**Bloque de texto:**
/---

Luis Juez está incómodo y molesto. No sabe cómo salir del compromiso que estableció hace meses con el presidente Javier Milei, cuando los números en las encuestas para el Gobierno nacional eran otros, y se evaluaba la posibilidad de que él figurara dentro del lote de candidatos a diputados del bloque libertario en Córdoba.
Los que conocen hace tiempo a Juez no entienden cómo terminó en la reunión del lunes pasado, sentado al lado de la polémica influencer y candidata Laura Soldano, quien hizo declaraciones controversiales meses atrás, como que «los jubilados y los discapacitados no son parte del plan; o lo son, pero más adelante». A pesar de que Gabriel Bornoroni intentó que el senador ocupara un lugar destacado en la mesa, fue Juez quien decidió alejarse, tomando distancia y apartándose del rol de protagonista.
Bornoroni presume de confianza en Juez, pero la realidad muestra otra historia. El libertario relegó al senador a un rol de “colaborador” en la campaña, aprovechando la palabra que Juez brindó a Milei, a Karina y en reuniones en Casa Rosada, ratificado con Agustín Laje. Sin embargo, en la práctica, la relación entre ambos es más compleja de lo que aparenta.

\---

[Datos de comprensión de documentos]
/---

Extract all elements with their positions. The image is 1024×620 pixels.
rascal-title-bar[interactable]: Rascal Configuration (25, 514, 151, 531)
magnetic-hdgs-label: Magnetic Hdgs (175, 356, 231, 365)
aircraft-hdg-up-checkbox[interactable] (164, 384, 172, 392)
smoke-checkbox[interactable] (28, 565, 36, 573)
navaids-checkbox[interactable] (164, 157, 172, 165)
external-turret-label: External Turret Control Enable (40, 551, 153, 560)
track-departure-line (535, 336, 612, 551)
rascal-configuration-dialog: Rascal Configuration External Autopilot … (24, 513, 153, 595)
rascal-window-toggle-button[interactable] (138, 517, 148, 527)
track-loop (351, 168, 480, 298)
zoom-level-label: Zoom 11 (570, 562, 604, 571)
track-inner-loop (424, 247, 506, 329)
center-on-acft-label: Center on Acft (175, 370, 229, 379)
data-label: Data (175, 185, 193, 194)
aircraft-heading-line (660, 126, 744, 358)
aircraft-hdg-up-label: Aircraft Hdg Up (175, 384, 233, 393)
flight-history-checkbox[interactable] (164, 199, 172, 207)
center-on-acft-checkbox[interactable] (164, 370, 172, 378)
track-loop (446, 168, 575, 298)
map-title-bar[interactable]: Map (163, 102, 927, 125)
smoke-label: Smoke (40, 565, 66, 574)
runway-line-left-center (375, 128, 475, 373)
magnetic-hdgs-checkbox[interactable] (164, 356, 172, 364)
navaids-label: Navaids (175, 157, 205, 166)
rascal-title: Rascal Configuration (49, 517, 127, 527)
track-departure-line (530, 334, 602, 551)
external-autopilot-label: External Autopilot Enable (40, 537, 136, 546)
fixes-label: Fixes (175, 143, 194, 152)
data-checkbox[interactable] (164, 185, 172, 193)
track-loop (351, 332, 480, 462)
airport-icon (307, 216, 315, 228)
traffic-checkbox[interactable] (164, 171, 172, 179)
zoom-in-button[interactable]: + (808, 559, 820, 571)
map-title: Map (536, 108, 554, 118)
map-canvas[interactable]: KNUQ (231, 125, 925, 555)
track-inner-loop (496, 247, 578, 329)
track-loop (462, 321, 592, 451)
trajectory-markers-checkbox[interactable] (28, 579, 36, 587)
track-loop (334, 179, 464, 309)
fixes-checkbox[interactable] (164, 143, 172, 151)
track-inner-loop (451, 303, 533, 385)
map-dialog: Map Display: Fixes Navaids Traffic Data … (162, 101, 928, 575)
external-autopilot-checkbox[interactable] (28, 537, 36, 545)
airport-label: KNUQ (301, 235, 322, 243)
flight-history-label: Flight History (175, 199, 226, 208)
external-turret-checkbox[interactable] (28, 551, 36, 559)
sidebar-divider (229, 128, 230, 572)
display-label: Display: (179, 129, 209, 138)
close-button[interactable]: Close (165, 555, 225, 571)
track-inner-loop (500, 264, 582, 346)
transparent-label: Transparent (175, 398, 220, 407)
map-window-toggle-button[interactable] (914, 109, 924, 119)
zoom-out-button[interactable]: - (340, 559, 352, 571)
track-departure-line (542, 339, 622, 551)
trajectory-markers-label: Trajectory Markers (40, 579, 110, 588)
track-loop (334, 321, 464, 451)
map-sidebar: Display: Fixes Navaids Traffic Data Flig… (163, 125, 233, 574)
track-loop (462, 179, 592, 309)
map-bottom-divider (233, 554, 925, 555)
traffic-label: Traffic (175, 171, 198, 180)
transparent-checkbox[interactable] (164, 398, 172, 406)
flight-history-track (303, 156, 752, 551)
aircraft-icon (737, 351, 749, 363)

\---

**Actividad:**
Imprime tal cual el pasaje del texto sobre Luis Juez que se abre con las palabras que contienen "Los que conocen" y se cierra con "lo que aparenta.". Los ítems constituyen un material independiente del texto sobre Luis Juez.

**Solución:**
Los que conocen hace tiempo a Juez no entienden cómo terminó en la reunión del lunes pasado, sentado al lado de la polémica influencer y candidata Laura Soldano, quien hizo declaraciones controversiales meses atrás, como que «los jubilados y los discapacitados no son parte del plan; o lo son, pero más adelante». A pesar de que Gabriel Bornoroni intentó que el senador ocupara un lugar destacado en la mesa, fue Juez quien decidió alejarse, tomando distancia y apartándose del rol de protagonista.
Bornoroni presume de confianza en Juez, pero la realidad muestra otra historia. El libertario relegó al senador a un rol de “colaborador” en la campaña, aprovechando la palabra que Juez brindó a Milei, a Karina y en reuniones en Casa Rosada, ratificado con Agustín Laje. Sin embargo, en la práctica, la relación entre ambos es más compleja de lo que aparenta.